- **Record excerpts**:
══════════════════════════════
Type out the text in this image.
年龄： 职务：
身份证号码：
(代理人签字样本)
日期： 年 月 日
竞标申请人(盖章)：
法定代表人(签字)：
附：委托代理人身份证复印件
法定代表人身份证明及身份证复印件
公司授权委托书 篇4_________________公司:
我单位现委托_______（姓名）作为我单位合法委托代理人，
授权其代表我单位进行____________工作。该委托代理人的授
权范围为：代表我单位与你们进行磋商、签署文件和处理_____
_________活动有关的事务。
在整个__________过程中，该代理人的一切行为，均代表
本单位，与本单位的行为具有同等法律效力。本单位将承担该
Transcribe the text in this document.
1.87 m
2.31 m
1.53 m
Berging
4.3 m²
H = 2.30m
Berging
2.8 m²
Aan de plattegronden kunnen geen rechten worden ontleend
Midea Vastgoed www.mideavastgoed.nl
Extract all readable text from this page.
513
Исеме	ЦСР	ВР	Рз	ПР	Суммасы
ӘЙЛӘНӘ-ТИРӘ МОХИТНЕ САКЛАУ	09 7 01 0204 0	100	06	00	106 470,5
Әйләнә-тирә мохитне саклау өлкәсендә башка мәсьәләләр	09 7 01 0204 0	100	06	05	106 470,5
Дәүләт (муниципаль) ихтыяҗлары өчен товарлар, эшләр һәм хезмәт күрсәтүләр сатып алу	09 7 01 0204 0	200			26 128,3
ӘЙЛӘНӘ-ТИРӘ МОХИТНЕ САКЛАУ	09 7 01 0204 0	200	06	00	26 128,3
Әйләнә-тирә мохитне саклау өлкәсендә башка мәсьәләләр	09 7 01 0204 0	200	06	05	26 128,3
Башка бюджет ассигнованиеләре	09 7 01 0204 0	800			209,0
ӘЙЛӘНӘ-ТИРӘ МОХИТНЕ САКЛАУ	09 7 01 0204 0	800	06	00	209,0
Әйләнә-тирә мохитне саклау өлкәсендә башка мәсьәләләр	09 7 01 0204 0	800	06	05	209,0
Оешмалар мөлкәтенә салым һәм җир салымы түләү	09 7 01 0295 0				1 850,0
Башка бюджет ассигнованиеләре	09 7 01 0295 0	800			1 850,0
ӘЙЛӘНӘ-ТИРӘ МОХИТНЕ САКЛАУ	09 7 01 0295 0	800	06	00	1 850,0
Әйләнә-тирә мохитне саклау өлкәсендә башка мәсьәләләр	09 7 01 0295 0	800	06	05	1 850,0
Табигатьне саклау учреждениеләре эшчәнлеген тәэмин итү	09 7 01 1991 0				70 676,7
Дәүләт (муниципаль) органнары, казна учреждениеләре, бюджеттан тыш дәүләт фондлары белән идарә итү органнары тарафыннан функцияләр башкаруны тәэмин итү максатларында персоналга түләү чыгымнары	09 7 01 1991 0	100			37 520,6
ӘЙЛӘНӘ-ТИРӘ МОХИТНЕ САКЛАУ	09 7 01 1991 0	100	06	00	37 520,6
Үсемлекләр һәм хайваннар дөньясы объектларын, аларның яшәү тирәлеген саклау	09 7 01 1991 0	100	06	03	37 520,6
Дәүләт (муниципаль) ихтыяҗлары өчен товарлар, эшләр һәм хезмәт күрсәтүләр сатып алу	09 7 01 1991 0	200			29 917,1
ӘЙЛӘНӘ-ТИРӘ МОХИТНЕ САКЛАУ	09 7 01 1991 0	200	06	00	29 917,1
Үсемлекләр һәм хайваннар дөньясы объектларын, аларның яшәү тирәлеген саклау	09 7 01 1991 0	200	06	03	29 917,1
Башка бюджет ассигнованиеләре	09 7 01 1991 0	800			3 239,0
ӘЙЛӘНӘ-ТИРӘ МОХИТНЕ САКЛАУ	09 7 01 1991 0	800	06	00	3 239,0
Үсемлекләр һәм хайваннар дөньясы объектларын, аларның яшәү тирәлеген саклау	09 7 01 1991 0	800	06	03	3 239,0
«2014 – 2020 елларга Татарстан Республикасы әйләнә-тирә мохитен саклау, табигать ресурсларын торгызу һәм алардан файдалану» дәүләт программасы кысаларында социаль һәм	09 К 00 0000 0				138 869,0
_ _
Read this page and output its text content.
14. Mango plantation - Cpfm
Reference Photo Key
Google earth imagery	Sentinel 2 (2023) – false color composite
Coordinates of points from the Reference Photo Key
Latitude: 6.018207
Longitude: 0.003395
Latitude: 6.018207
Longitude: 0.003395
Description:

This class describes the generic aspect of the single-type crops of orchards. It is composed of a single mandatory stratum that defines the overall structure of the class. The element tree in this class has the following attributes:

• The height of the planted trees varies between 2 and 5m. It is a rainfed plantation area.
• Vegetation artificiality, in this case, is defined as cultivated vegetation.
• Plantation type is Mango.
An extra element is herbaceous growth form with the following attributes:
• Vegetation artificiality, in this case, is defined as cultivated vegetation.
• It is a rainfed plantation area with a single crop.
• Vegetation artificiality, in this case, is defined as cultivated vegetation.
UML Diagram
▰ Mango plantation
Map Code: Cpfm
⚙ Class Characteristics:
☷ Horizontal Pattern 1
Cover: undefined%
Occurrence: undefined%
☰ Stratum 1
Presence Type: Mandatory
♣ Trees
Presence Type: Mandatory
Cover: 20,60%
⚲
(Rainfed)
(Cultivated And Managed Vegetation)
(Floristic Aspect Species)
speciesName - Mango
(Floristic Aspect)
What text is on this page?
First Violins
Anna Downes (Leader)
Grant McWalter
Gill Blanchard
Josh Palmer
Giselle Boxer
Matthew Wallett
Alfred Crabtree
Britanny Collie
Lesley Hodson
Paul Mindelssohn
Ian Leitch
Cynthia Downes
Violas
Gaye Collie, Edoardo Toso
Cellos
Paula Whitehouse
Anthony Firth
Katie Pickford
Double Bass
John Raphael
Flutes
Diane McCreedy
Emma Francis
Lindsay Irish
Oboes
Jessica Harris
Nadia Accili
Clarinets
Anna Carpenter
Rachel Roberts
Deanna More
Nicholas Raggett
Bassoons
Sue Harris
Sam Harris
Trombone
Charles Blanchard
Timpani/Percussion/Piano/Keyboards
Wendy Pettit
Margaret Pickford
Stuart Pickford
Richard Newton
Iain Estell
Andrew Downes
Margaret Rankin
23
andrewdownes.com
══════════════════════════════
- **Job**: Only lines that contain the word "Harris" are wanted; copy each of them.

- **Reply**:
Jessica Harris
Sue Harris
Sam Harris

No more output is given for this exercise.